EXERCISE BRIEF.
Copy the data word for word, keeping every line.

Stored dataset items
────────────────────────────────────────
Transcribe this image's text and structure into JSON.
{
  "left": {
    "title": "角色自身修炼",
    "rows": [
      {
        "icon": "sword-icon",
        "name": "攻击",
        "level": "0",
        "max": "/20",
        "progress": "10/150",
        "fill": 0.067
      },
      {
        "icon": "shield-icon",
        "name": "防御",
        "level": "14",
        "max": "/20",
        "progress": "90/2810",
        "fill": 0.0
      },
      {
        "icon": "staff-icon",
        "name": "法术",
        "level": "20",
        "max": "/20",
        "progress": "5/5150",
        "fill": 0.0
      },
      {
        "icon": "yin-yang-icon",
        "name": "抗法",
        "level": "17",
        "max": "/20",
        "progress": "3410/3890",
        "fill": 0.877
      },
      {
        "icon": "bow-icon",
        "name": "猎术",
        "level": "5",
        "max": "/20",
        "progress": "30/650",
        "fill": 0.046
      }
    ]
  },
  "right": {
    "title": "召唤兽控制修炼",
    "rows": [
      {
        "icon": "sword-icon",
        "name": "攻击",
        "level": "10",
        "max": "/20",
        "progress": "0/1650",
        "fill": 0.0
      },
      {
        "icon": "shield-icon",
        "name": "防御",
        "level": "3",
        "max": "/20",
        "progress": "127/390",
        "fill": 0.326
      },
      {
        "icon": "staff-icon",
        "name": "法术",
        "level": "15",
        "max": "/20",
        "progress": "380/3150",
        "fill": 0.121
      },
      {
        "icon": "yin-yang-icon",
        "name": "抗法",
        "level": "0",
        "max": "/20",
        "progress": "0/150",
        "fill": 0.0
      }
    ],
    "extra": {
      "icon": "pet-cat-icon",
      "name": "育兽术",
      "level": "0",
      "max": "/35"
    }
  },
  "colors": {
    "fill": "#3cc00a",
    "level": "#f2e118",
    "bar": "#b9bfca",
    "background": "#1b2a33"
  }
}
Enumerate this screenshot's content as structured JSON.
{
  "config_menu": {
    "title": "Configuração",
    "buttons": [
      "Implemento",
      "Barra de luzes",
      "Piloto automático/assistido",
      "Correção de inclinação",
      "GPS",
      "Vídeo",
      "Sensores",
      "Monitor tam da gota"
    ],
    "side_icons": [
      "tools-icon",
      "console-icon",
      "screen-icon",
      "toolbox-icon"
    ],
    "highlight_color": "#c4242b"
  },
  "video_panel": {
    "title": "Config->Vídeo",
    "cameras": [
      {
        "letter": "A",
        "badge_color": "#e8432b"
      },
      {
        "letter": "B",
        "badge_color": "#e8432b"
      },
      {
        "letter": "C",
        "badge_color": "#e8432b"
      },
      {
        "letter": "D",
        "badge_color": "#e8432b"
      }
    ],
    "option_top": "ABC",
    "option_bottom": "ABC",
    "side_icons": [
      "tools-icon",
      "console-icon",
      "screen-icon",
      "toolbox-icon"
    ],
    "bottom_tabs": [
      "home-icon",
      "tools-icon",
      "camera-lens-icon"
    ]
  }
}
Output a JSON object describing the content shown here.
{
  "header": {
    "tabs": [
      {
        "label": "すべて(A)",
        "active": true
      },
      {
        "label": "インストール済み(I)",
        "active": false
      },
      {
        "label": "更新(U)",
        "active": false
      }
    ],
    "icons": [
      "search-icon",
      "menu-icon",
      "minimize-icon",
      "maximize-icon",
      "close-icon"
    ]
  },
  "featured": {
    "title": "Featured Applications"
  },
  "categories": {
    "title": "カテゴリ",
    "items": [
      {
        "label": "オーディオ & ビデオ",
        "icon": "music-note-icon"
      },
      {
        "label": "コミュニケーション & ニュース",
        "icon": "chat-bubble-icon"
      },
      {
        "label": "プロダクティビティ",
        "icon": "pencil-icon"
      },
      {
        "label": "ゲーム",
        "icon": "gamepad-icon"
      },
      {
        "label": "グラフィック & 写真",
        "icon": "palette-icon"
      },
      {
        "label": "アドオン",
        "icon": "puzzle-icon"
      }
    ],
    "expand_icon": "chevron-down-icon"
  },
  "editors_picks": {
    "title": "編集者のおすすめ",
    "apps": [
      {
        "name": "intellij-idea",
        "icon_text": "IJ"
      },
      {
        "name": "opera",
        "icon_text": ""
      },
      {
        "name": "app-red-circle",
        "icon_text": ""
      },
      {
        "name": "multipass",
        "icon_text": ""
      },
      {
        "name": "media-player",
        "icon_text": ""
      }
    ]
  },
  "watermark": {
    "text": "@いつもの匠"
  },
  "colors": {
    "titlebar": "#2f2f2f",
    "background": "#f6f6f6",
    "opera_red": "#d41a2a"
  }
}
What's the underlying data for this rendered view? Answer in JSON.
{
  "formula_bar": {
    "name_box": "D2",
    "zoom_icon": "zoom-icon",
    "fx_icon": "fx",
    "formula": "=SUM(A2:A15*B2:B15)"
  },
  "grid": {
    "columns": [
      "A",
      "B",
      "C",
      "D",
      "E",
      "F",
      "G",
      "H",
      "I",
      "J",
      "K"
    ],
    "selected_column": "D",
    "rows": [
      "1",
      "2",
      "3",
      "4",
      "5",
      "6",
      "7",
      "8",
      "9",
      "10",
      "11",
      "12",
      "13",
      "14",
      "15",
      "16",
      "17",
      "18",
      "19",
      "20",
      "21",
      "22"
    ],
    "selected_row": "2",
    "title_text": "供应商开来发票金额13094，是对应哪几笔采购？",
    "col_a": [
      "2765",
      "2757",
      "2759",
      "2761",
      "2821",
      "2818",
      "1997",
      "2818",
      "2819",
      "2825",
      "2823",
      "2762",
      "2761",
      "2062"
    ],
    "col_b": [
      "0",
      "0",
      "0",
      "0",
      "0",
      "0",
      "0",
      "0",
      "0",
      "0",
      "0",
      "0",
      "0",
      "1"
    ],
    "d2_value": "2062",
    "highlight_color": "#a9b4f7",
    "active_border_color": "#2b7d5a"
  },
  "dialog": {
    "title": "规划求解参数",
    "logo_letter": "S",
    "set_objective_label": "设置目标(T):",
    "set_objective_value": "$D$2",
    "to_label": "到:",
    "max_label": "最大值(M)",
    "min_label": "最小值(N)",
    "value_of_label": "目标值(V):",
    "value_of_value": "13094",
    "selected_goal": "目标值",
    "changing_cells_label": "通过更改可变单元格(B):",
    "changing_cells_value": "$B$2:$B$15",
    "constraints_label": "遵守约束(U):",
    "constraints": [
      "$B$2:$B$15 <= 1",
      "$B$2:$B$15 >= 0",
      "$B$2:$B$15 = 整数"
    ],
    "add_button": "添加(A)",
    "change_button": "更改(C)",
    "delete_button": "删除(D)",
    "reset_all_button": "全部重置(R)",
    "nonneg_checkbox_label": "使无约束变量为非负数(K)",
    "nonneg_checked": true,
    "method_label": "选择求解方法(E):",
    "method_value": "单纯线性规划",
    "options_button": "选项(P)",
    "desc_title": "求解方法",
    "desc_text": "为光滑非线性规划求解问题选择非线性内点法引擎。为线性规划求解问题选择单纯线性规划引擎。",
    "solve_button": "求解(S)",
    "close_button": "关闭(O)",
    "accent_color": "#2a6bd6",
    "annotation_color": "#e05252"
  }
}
────────────────────────────────────────
THE REPLY.
Transcribe this image's text and structure into JSON.
{
  "left": {
    "title": "角色自身修炼",
    "rows": [
      {
        "icon": "sword-icon",
        "name": "攻击",
        "level": "0",
        "max": "/20",
        "progress": "10/150",
        "fill": 0.067
      },
      {
        "icon": "shield-icon",
        "name": "防御",
        "level": "14",
        "max": "/20",
        "progress": "90/2810",
        "fill": 0.0
      },
      {
        "icon": "staff-icon",
        "name": "法术",
        "level": "20",
        "max": "/20",
        "progress": "5/5150",
        "fill": 0.0
      },
      {
        "icon": "yin-yang-icon",
        "name": "抗法",
        "level": "17",
        "max": "/20",
        "progress": "3410/3890",
        "fill": 0.877
      },
      {
        "icon": "bow-icon",
        "name": "猎术",
        "level": "5",
        "max": "/20",
        "progress": "30/650",
        "fill": 0.046
      }
    ]
  },
  "right": {
    "title": "召唤兽控制修炼",
    "rows": [
      {
        "icon": "sword-icon",
        "name": "攻击",
        "level": "10",
        "max": "/20",
        "progress": "0/1650",
        "fill": 0.0
      },
      {
        "icon": "shield-icon",
        "name": "防御",
        "level": "3",
        "max": "/20",
        "progress": "127/390",
        "fill": 0.326
      },
      {
        "icon": "staff-icon",
        "name": "法术",
        "level": "15",
        "max": "/20",
        "progress": "380/3150",
        "fill": 0.121
      },
      {
        "icon": "yin-yang-icon",
        "name": "抗法",
        "level": "0",
        "max": "/20",
        "progress": "0/150",
        "fill": 0.0
      }
    ],
    "extra": {
      "icon": "pet-cat-icon",
      "name": "育兽术",
      "level": "0",
      "max": "/35"
    }
  },
  "colors": {
    "fill": "#3cc00a",
    "level": "#f2e118",
    "bar": "#b9bfca",
    "background": "#1b2a33"
  }
}
Enumerate this screenshot's content as structured JSON.
{
  "config_menu": {
    "title": "Configuração",
    "buttons": [
      "Implemento",
      "Barra de luzes",
      "Piloto automático/assistido",
      "Correção de inclinação",
      "GPS",
      "Vídeo",
      "Sensores",
      "Monitor tam da gota"
    ],
    "side_icons": [
      "tools-icon",
      "console-icon",
      "screen-icon",
      "toolbox-icon"
    ],
    "highlight_color": "#c4242b"
  },
  "video_panel": {
    "title": "Config->Vídeo",
    "cameras": [
      {
        "letter": "A",
        "badge_color": "#e8432b"
      },
      {
        "letter": "B",
        "badge_color": "#e8432b"
      },
      {
        "letter": "C",
        "badge_color": "#e8432b"
      },
      {
        "letter": "D",
        "badge_color": "#e8432b"
      }
    ],
    "option_top": "ABC",
    "option_bottom": "ABC",
    "side_icons": [
      "tools-icon",
      "console-icon",
      "screen-icon",
      "toolbox-icon"
    ],
    "bottom_tabs": [
      "home-icon",
      "tools-icon",
      "camera-lens-icon"
    ]
  }
}
Output a JSON object describing the content shown here.
{
  "header": {
    "tabs": [
      {
        "label": "すべて(A)",
        "active": true
      },
      {
        "label": "インストール済み(I)",
        "active": false
      },
      {
        "label": "更新(U)",
        "active": false
      }
    ],
    "icons": [
      "search-icon",
      "menu-icon",
      "minimize-icon",
      "maximize-icon",
      "close-icon"
    ]
  },
  "featured": {
    "title": "Featured Applications"
  },
  "categories": {
    "title": "カテゴリ",
    "items": [
      {
        "label": "オーディオ & ビデオ",
        "icon": "music-note-icon"
      },
      {
        "label": "コミュニケーション & ニュース",
        "icon": "chat-bubble-icon"
      },
      {
        "label": "プロダクティビティ",
        "icon": "pencil-icon"
      },
      {
        "label": "ゲーム",
        "icon": "gamepad-icon"
      },
      {
        "label": "グラフィック & 写真",
        "icon": "palette-icon"
      },
      {
        "label": "アドオン",
        "icon": "puzzle-icon"
      }
    ],
    "expand_icon": "chevron-down-icon"
  },
  "editors_picks": {
    "title": "編集者のおすすめ",
    "apps": [
      {
        "name": "intellij-idea",
        "icon_text": "IJ"
      },
      {
        "name": "opera",
        "icon_text": ""
      },
      {
        "name": "app-red-circle",
        "icon_text": ""
      },
      {
        "name": "multipass",
        "icon_text": ""
      },
      {
        "name": "media-player",
        "icon_text": ""
      }
    ]
  },
  "watermark": {
    "text": "@いつもの匠"
  },
  "colors": {
    "titlebar": "#2f2f2f",
    "background": "#f6f6f6",
    "opera_red": "#d41a2a"
  }
}
What's the underlying data for this rendered view? Answer in JSON.
{
  "formula_bar": {
    "name_box": "D2",
    "zoom_icon": "zoom-icon",
    "fx_icon": "fx",
    "formula": "=SUM(A2:A15*B2:B15)"
  },
  "grid": {
    "columns": [
      "A",
      "B",
      "C",
      "D",
      "E",
      "F",
      "G",
      "H",
      "I",
      "J",
      "K"
    ],
    "selected_column": "D",
    "rows": [
      "1",
      "2",
      "3",
      "4",
      "5",
      "6",
      "7",
      "8",
      "9",
      "10",
      "11",
      "12",
      "13",
      "14",
      "15",
      "16",
      "17",
      "18",
      "19",
      "20",
      "21",
      "22"
    ],
    "selected_row": "2",
    "title_text": "供应商开来发票金额13094，是对应哪几笔采购？",
    "col_a": [
      "2765",
      "2757",
      "2759",
      "2761",
      "2821",
      "2818",
      "1997",
      "2818",
      "2819",
      "2825",
      "2823",
      "2762",
      "2761",
      "2062"
    ],
    "col_b": [
      "0",
      "0",
      "0",
      "0",
      "0",
      "0",
      "0",
      "0",
      "0",
      "0",
      "0",
      "0",
      "0",
      "1"
    ],
    "d2_value": "2062",
    "highlight_color": "#a9b4f7",
    "active_border_color": "#2b7d5a"
  },
  "dialog": {
    "title": "规划求解参数",
    "logo_letter": "S",
    "set_objective_label": "设置目标(T):",
    "set_objective_value": "$D$2",
    "to_label": "到:",
    "max_label": "最大值(M)",
    "min_label": "最小值(N)",
    "value_of_label": "目标值(V):",
    "value_of_value": "13094",
    "selected_goal": "目标值",
    "changing_cells_label": "通过更改可变单元格(B):",
    "changing_cells_value": "$B$2:$B$15",
    "constraints_label": "遵守约束(U):",
    "constraints": [
      "$B$2:$B$15 <= 1",
      "$B$2:$B$15 >= 0",
      "$B$2:$B$15 = 整数"
    ],
    "add_button": "添加(A)",
    "change_button": "更改(C)",
    "delete_button": "删除(D)",
    "reset_all_button": "全部重置(R)",
    "nonneg_checkbox_label": "使无约束变量为非负数(K)",
    "nonneg_checked": true,
    "method_label": "选择求解方法(E):",
    "method_value": "单纯线性规划",
    "options_button": "选项(P)",
    "desc_title": "求解方法",
    "desc_text": "为光滑非线性规划求解问题选择非线性内点法引擎。为线性规划求解问题选择单纯线性规划引擎。",
    "solve_button": "求解(S)",
    "close_button": "关闭(O)",
    "accent_color": "#2a6bd6",
    "annotation_color": "#e05252"
  }
}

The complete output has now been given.